# Data start

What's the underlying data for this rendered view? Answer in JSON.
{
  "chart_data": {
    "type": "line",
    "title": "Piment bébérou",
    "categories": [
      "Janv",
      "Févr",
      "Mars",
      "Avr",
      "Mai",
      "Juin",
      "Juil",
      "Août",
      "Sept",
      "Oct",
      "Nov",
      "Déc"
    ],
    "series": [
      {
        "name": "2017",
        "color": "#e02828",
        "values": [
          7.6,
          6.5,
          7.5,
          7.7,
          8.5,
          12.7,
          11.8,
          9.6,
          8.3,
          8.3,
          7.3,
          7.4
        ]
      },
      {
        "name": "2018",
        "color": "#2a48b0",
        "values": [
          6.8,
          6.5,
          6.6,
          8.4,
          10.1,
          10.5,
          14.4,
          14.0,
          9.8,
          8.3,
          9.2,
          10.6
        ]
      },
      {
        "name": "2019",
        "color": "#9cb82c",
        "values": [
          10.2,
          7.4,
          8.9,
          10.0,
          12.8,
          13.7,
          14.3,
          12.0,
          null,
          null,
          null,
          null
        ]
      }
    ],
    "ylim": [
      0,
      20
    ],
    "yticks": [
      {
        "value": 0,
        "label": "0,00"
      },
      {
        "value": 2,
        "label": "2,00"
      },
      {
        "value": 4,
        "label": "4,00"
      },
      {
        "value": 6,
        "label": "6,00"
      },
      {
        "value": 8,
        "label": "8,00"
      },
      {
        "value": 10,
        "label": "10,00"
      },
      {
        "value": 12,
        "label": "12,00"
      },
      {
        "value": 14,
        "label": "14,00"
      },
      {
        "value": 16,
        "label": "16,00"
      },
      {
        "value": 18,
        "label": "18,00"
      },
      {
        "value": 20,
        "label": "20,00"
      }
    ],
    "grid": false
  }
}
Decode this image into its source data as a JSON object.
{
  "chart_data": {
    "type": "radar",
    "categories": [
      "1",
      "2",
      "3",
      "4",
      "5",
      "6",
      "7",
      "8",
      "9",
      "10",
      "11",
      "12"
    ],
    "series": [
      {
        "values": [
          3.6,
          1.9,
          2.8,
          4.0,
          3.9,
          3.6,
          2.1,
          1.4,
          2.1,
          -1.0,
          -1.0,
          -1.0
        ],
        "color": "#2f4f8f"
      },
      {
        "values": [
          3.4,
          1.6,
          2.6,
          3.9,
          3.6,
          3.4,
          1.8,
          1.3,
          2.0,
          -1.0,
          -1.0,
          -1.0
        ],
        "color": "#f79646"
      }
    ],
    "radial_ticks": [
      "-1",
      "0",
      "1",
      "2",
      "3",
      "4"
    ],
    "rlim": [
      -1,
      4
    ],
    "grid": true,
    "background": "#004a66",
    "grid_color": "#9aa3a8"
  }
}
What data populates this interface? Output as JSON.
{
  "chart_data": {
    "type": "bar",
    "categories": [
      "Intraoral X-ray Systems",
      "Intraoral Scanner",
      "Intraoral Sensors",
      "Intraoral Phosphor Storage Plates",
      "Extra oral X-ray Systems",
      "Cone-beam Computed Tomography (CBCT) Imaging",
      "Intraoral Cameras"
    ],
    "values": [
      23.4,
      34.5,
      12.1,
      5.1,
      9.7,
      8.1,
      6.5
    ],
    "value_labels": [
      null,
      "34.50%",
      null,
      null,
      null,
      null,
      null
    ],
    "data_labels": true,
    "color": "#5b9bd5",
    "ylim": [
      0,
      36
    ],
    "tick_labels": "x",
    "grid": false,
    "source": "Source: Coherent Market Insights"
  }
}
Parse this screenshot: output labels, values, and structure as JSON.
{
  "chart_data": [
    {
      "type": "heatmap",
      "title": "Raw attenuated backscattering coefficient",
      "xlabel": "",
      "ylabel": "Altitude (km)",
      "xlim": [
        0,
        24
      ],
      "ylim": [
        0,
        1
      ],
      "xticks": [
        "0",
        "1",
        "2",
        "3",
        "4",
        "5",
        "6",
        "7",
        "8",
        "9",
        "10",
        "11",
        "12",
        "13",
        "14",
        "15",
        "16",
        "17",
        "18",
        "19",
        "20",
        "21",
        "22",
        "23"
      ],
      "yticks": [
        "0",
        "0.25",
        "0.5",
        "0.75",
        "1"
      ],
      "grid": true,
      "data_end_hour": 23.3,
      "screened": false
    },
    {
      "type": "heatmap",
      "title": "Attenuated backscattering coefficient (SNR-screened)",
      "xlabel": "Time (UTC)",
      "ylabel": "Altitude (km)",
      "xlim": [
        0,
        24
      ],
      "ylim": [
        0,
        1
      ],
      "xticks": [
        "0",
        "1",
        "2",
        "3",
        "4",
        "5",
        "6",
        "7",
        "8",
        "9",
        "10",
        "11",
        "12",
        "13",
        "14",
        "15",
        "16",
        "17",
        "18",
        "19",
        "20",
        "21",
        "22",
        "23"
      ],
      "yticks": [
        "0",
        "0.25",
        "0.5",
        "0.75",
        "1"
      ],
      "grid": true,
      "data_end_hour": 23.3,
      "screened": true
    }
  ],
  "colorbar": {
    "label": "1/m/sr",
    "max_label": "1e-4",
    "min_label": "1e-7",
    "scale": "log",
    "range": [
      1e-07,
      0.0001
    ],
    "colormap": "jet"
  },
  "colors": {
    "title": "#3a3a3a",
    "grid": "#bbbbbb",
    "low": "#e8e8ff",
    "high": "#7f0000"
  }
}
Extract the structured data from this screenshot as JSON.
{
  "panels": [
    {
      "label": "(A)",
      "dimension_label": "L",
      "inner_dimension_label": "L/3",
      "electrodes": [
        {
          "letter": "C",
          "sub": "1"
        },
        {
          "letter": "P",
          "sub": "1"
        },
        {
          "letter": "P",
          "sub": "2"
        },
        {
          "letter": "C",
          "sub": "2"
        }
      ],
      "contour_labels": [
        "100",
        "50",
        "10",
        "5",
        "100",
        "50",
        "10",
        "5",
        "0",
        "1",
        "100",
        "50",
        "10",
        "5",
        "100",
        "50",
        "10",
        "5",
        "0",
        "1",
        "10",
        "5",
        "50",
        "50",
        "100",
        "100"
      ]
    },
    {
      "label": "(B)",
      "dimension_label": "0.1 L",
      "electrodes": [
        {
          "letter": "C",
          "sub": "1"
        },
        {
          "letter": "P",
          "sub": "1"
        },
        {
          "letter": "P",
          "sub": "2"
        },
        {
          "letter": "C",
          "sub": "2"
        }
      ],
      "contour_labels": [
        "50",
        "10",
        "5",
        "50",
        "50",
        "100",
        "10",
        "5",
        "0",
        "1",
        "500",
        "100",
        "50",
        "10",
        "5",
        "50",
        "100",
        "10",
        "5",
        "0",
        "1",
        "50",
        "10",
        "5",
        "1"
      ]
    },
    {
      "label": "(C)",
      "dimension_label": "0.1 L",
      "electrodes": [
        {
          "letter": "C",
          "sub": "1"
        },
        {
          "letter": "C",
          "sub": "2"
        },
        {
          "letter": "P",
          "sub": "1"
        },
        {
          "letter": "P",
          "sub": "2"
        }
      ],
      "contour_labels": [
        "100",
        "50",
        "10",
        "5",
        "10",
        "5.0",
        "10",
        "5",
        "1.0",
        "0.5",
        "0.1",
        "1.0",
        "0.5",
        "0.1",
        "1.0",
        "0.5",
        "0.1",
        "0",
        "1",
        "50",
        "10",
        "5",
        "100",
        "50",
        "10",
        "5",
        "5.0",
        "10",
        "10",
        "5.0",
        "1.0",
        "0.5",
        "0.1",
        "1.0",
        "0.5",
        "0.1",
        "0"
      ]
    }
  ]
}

# Data end

== Job ==
Your answer should be a single number: the count of lines in these records that hold the string "What".

== Complete answer ==
2